Collected data entries

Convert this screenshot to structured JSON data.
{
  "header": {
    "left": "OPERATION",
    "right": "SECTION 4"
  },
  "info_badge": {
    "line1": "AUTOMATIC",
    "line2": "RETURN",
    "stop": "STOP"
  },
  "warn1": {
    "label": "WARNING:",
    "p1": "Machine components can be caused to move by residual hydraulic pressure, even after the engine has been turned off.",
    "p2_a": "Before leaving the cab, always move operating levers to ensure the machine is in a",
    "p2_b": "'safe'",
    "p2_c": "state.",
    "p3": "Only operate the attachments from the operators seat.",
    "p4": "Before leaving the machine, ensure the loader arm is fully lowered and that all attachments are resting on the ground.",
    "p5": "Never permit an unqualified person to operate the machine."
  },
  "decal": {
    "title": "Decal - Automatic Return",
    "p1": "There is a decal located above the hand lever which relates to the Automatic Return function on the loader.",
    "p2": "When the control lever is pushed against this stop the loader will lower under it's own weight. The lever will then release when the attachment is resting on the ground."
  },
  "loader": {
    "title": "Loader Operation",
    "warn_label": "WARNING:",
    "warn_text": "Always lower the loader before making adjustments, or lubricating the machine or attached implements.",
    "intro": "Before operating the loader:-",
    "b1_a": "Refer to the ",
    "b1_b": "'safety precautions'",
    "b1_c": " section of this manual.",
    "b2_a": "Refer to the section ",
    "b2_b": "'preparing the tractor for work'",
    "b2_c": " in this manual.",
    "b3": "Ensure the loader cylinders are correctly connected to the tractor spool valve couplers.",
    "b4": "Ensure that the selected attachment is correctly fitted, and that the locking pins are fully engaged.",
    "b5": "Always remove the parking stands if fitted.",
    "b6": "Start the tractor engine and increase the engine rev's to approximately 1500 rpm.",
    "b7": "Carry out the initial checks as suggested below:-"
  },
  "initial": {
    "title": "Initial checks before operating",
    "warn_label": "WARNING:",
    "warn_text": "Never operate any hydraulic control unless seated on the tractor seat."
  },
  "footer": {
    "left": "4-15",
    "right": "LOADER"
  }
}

## TASK PROMPT
Using the listing above, please repeat every entry exactly.

## TASK RESPONSE
Convert this screenshot to structured JSON data.
{
  "header": {
    "left": "OPERATION",
    "right": "SECTION 4"
  },
  "info_badge": {
    "line1": "AUTOMATIC",
    "line2": "RETURN",
    "stop": "STOP"
  },
  "warn1": {
    "label": "WARNING:",
    "p1": "Machine components can be caused to move by residual hydraulic pressure, even after the engine has been turned off.",
    "p2_a": "Before leaving the cab, always move operating levers to ensure the machine is in a",
    "p2_b": "'safe'",
    "p2_c": "state.",
    "p3": "Only operate the attachments from the operators seat.",
    "p4": "Before leaving the machine, ensure the loader arm is fully lowered and that all attachments are resting on the ground.",
    "p5": "Never permit an unqualified person to operate the machine."
  },
  "decal": {
    "title": "Decal - Automatic Return",
    "p1": "There is a decal located above the hand lever which relates to the Automatic Return function on the loader.",
    "p2": "When the control lever is pushed against this stop the loader will lower under it's own weight. The lever will then release when the attachment is resting on the ground."
  },
  "loader": {
    "title": "Loader Operation",
    "warn_label": "WARNING:",
    "warn_text": "Always lower the loader before making adjustments, or lubricating the machine or attached implements.",
    "intro": "Before operating the loader:-",
    "b1_a": "Refer to the ",
    "b1_b": "'safety precautions'",
    "b1_c": " section of this manual.",
    "b2_a": "Refer to the section ",
    "b2_b": "'preparing the tractor for work'",
    "b2_c": " in this manual.",
    "b3": "Ensure the loader cylinders are correctly connected to the tractor spool valve couplers.",
    "b4": "Ensure that the selected attachment is correctly fitted, and that the locking pins are fully engaged.",
    "b5": "Always remove the parking stands if fitted.",
    "b6": "Start the tractor engine and increase the engine rev's to approximately 1500 rpm.",
    "b7": "Carry out the initial checks as suggested below:-"
  },
  "initial": {
    "title": "Initial checks before operating",
    "warn_label": "WARNING:",
    "warn_text": "Never operate any hydraulic control unless seated on the tractor seat."
  },
  "footer": {
    "left": "4-15",
    "right": "LOADER"
  }
}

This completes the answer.